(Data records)
## start
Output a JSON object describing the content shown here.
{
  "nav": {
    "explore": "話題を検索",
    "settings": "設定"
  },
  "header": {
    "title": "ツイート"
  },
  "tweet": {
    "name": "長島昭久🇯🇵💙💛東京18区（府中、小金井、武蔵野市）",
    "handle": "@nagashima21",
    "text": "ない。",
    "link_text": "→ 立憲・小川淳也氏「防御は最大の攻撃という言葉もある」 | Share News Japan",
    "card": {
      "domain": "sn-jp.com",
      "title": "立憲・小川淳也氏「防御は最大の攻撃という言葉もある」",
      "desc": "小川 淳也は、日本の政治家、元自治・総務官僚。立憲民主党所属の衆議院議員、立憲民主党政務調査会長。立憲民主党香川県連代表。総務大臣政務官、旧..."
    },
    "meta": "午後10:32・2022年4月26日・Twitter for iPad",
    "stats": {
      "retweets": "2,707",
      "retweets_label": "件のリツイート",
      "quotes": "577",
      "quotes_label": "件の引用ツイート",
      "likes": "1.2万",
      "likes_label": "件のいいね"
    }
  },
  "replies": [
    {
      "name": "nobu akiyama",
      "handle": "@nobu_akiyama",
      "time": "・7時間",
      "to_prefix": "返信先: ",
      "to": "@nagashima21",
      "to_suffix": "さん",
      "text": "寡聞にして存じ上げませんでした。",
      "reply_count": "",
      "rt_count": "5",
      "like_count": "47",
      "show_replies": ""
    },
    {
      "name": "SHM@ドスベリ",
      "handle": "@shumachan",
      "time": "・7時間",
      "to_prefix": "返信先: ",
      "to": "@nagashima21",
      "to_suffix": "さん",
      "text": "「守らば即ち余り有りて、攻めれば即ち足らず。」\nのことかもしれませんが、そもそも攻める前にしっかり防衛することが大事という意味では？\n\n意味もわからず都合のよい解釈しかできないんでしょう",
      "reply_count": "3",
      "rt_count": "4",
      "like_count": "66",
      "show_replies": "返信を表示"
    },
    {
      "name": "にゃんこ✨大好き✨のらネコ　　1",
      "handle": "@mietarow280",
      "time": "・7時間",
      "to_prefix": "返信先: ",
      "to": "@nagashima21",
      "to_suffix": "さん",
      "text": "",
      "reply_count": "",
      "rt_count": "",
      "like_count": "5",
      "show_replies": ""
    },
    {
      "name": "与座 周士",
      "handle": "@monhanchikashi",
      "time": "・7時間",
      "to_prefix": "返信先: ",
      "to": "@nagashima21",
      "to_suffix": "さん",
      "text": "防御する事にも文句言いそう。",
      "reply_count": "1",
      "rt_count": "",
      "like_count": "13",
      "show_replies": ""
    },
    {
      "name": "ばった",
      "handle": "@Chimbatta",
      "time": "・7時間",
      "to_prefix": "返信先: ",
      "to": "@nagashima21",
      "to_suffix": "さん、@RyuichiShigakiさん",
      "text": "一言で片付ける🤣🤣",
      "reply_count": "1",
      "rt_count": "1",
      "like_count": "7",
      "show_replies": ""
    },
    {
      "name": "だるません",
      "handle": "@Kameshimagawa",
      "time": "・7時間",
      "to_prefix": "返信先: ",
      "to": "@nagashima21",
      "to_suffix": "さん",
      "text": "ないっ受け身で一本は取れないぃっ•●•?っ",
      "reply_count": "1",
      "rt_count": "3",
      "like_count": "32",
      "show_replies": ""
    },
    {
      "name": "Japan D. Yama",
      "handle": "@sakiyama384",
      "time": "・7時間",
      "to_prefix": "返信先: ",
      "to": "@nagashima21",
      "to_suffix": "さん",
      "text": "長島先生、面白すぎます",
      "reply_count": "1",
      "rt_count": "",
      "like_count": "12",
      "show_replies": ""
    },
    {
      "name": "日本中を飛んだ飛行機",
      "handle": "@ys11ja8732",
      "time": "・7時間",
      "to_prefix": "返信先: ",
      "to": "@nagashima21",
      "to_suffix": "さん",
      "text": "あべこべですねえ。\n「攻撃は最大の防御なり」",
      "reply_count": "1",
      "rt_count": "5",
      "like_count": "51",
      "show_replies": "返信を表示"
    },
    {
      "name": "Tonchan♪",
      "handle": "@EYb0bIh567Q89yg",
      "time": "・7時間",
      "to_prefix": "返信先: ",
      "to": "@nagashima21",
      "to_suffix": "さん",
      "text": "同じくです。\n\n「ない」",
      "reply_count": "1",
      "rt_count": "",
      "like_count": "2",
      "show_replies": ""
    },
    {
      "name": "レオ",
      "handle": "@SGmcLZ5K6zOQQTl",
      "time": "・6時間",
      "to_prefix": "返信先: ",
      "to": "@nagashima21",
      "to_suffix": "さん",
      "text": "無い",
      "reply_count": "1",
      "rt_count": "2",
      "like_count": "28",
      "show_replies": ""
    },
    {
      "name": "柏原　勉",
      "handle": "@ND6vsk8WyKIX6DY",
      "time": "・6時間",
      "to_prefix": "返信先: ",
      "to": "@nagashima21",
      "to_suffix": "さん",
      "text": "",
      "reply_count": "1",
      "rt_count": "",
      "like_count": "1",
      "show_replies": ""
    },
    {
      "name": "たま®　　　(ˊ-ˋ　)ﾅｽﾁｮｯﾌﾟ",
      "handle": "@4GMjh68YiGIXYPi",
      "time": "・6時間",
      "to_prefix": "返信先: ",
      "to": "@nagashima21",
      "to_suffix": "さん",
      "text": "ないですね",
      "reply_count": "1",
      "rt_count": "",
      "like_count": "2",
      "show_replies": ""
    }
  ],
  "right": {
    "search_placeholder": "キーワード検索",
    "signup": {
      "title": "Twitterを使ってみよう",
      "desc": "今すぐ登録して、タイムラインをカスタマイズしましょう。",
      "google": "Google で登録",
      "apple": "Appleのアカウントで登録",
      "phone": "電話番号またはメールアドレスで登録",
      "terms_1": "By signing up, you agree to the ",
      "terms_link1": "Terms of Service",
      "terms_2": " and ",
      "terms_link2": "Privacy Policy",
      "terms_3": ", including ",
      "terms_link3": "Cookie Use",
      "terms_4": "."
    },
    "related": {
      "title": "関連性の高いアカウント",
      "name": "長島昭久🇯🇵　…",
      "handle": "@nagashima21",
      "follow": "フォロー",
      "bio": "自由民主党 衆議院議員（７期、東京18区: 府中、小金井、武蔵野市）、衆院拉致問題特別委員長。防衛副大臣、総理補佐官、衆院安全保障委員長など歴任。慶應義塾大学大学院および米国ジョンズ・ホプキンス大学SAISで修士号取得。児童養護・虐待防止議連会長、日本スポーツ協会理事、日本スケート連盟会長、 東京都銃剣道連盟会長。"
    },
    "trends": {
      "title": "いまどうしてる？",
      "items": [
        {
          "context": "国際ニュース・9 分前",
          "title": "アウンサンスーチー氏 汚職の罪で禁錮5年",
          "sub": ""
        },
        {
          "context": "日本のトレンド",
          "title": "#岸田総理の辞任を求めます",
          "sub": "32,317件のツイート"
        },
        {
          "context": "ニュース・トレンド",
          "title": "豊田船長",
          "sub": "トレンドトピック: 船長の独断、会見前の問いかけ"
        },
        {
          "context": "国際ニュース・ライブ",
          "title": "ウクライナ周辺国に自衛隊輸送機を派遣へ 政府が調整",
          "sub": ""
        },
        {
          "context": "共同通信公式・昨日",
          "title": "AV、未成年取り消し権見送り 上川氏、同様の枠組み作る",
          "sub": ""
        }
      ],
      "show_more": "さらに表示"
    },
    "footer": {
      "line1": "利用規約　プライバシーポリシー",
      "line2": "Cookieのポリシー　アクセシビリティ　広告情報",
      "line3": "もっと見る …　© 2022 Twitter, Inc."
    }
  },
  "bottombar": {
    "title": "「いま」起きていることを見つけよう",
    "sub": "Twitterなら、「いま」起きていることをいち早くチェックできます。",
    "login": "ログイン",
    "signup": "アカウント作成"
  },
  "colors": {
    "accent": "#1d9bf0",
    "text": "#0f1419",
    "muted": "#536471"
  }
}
## end
- **Required task**
Tally the lines above that contain the word "小川淳也氏", and reply with only the number.

- **Answer**
2